§ Required actions:
1. In the WaDE overlay notebook below, translate the comment "set working directory folder string here" into Spanish.
2. Pick up the WaDE overlay notebook after its final line and write the code that comes next.

-- start of Selected passage --

# Create WaDE Uploader csv Files for Overlay Data
- Date Update: 10/29/2024
- Purpose: To create WaDE data input files for overlay information.

In [None]:
# Needed Libraries / Modules
import sys
import os

## Custom Libraries
sys.path.append("../../5_CustomFunctions/MappingFunctions")
import CreateReportingUnitsFile
import CreateOverlaysFile
import CreateOverlayReportingUnits_factFile
import RemoveUnusedRecordsFile

## Input Data
 - create and add variables specific to this proejct here

In [None]:
# ---- working directory ----
workingDirString = "G:/Shared drives/WaDE Data/WaDE Data Folder/Arizona/Overlays" # set working directory folder string here
os.chdir(workingDirString)
print(f'The working Directory is:', workingDirString)

# ---- Inputs ----
varST = "AZ" # source organization or state abbreviation
varUUIDType = "ov" # UUID data type abbreviation
mainInputFile = "RawinputData/Pov_Main.zip" # use processed zip file

In [None]:
# ---- Read in mainInputFile csv file ----
df = pd.read_csv(mainInputFile, compression='zip')
print(f"Total memory: {df.memory_usage(deep=True).sum() / 1024**2:.2f} MB")

In [None]:
# ---- Optomize data types of mainInputFile csv file ----
def optimize_dataframe(df):
    for col in df.select_dtypes(include='int'):
        if (df[col] >= 0).all():
            df[col] = pd.to_numeric(df[col], downcast='unsigned')
        else:
            df[col] = pd.to_numeric(df[col], downcast='integer')

    for col in df.select_dtypes(include='float'):
        df[col] = pd.to_numeric(df[col], downcast='float')

    for col in df.select_dtypes(include='object'):
        num_unique_values = df[col].nunique()
        num_total_values = len(df[col])
        if num_unique_values / num_total_values < 0.5:
            df[col] = df[col].astype('category')

    return df

df = optimize_dataframe(df)

-- end of Selected passage --
-- start of Material --

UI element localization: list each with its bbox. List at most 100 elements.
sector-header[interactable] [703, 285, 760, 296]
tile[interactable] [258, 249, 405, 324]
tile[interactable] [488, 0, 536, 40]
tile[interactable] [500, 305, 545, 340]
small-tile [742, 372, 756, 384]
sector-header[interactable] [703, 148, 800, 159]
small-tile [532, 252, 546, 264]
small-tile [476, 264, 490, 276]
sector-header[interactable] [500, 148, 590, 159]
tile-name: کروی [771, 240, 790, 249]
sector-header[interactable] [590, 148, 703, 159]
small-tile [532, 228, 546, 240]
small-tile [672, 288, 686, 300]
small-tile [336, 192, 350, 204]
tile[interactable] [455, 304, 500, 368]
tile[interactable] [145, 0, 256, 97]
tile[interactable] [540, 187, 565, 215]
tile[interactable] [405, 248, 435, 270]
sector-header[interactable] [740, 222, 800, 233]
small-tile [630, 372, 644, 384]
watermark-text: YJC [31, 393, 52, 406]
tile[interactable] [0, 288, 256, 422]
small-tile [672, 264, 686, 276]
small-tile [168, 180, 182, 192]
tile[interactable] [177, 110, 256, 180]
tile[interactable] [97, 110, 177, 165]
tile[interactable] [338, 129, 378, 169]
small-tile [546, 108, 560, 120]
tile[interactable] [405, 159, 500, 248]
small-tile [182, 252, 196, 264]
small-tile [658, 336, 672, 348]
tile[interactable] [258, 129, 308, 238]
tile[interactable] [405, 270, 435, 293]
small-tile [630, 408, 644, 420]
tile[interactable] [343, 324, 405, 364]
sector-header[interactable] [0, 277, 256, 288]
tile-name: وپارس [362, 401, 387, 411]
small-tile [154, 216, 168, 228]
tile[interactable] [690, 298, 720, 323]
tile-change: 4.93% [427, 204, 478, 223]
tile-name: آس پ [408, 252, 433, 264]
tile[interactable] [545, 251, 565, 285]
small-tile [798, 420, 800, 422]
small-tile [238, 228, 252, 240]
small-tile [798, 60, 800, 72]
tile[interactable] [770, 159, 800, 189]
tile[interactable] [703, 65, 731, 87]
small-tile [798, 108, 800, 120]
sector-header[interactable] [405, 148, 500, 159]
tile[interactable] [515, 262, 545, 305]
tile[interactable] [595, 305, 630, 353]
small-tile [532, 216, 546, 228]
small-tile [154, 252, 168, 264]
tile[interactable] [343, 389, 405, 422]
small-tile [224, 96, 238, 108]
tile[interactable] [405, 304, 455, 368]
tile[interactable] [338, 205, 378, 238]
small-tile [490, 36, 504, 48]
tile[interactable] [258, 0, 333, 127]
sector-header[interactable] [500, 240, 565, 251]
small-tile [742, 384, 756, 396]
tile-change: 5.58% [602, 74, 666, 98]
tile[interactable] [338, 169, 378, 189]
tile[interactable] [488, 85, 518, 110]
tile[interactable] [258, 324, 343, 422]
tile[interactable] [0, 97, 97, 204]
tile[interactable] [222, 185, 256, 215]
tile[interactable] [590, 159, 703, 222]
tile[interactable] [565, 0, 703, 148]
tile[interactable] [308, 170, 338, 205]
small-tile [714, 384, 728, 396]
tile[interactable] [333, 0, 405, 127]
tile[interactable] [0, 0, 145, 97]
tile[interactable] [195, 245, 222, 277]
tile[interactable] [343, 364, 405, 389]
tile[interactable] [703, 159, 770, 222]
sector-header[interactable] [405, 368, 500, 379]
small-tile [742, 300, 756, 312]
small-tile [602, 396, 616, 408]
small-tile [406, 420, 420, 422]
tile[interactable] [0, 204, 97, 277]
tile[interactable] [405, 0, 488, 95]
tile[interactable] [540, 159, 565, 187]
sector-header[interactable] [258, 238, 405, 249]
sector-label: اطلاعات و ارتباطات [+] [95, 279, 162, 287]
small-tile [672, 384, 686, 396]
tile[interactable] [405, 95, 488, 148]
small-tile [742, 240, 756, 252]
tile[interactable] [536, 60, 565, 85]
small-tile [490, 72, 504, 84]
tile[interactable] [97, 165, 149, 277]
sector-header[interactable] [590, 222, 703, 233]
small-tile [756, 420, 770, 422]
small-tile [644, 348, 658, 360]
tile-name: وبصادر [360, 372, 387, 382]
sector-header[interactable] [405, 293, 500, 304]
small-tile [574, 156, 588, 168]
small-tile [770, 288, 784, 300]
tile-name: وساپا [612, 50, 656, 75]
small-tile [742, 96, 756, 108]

-- end of Material --

§ Task-by-task outputs:
1. Establezca aquí la cadena de la carpeta del directorio de trabajo.

2.
print(f"Total memory: {df.memory_usage(deep=True).sum() / 1024**2:.2f} MB")

## Create Overlay Input Files

In [None]:
# ---- Date (date.csv)----
# Simple info, create by hand and save in ProcessedInputData folder.

In [None]:
# ---- Organization (organizations.csv) ----
# Simple info, create by hand and save in ProcessedInputData folder.

In [None]:
# ---- Reporting Unit Areas (reportingunits.csv) ----
print("Creating Reporting Unit input csv...")
print("############################################################################")
CreateReportingUnitsFile.CreateReportingUnitInputFunction(workingDirString, varST, varUUIDType, df)

In [None]:
# ---- Overlays (overlays.csv) ----
print("Creating Overlays input csv...")
print("############################################################################")
CreateOverlaysFile.CreateOverlaysInputFunction(workingDirString, varST, varUUIDType, df)

In [None]:
# ---- Overlay Reporting Units (overlayreportingunits.csv) ----
print("Creating Overlay Reporting Units input csv...")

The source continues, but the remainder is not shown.